-- Start Raw data --

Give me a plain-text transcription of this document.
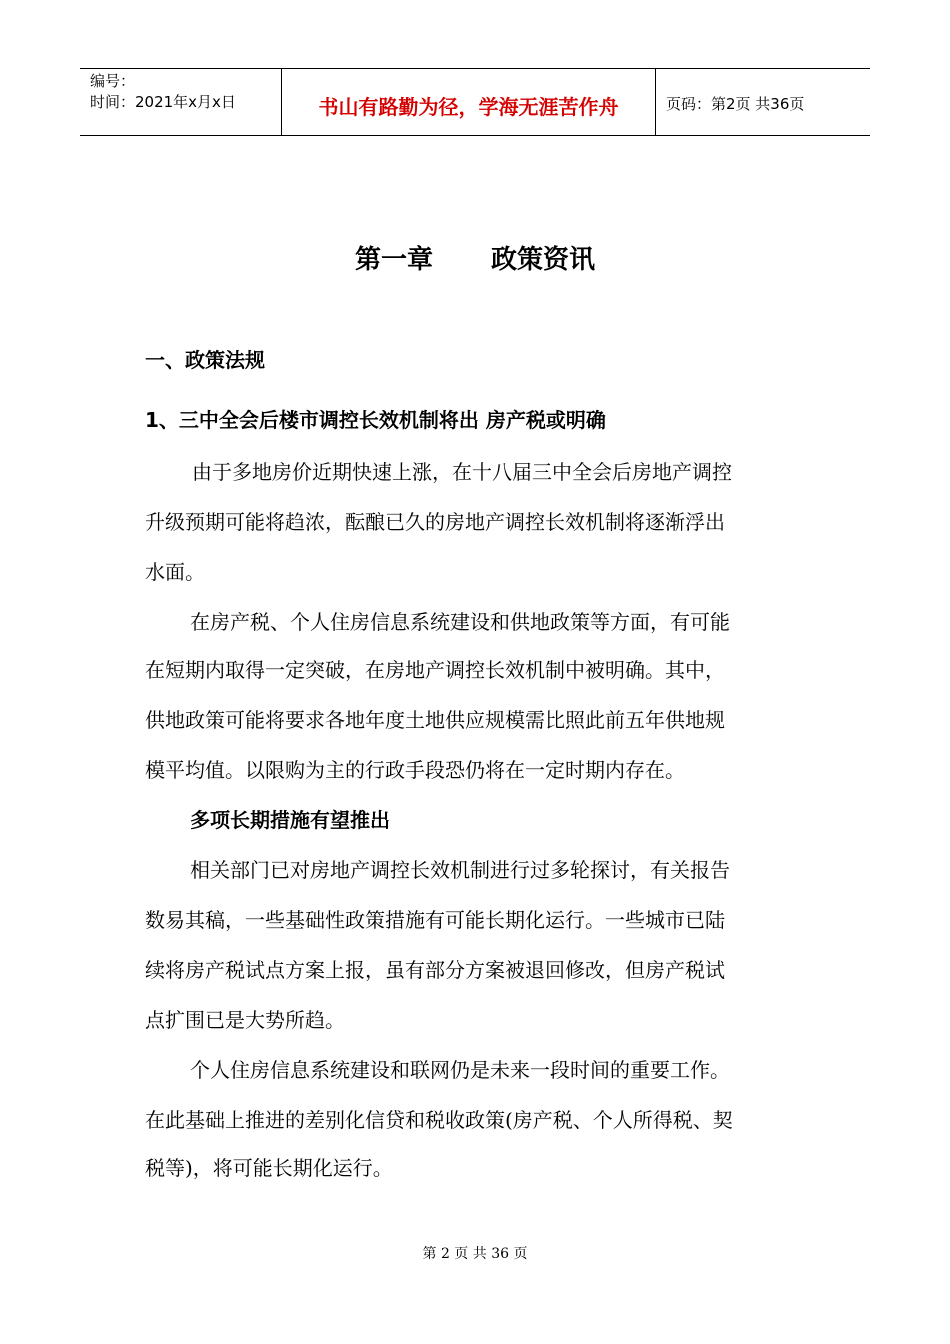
编号：
时间：2021年x月x日	书山有路勤为径，学海无涯苦作舟	页码：第2页 共36页
第一章 政策资讯
一、政策法规
1、三中全会后楼市调控长效机制将出 房产税或明确
由于多地房价近期快速上涨，在十八届三中全会后房地产调控
升级预期可能将趋浓，酝酿已久的房地产调控长效机制将逐渐浮出
水面。
在房产税、个人住房信息系统建设和供地政策等方面，有可能
在短期内取得一定突破，在房地产调控长效机制中被明确。其中，
供地政策可能将要求各地年度土地供应规模需比照此前五年供地规
模平均值。以限购为主的行政手段恐仍将在一定时期内存在。
多项长期措施有望推出
相关部门已对房地产调控长效机制进行过多轮探讨，有关报告
数易其稿，一些基础性政策措施有可能长期化运行。一些城市已陆
续将房产税试点方案上报，虽有部分方案被退回修改，但房产税试
点扩围已是大势所趋。
个人住房信息系统建设和联网仍是未来一段时间的重要工作。
在此基础上推进的差别化信贷和税收政策(房产税、个人所得税、契
税等)，将可能长期化运行。
第 2 页 共 36 页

-- End Raw data --

Problem requirements: Reproduce all of the material above word for word. Omit the pictures.

Correct output:
Give me a plain-text transcription of this document.
编号：
时间：2021年x月x日	书山有路勤为径，学海无涯苦作舟	页码：第2页 共36页
第一章 政策资讯
一、政策法规
1、三中全会后楼市调控长效机制将出 房产税或明确
由于多地房价近期快速上涨，在十八届三中全会后房地产调控
升级预期可能将趋浓，酝酿已久的房地产调控长效机制将逐渐浮出
水面。
在房产税、个人住房信息系统建设和供地政策等方面，有可能
在短期内取得一定突破，在房地产调控长效机制中被明确。其中，
供地政策可能将要求各地年度土地供应规模需比照此前五年供地规
模平均值。以限购为主的行政手段恐仍将在一定时期内存在。
多项长期措施有望推出
相关部门已对房地产调控长效机制进行过多轮探讨，有关报告
数易其稿，一些基础性政策措施有可能长期化运行。一些城市已陆
续将房产税试点方案上报，虽有部分方案被退回修改，但房产税试
点扩围已是大势所趋。
个人住房信息系统建设和联网仍是未来一段时间的重要工作。
在此基础上推进的差别化信贷和税收政策(房产税、个人所得税、契
税等)，将可能长期化运行。
第 2 页 共 36 页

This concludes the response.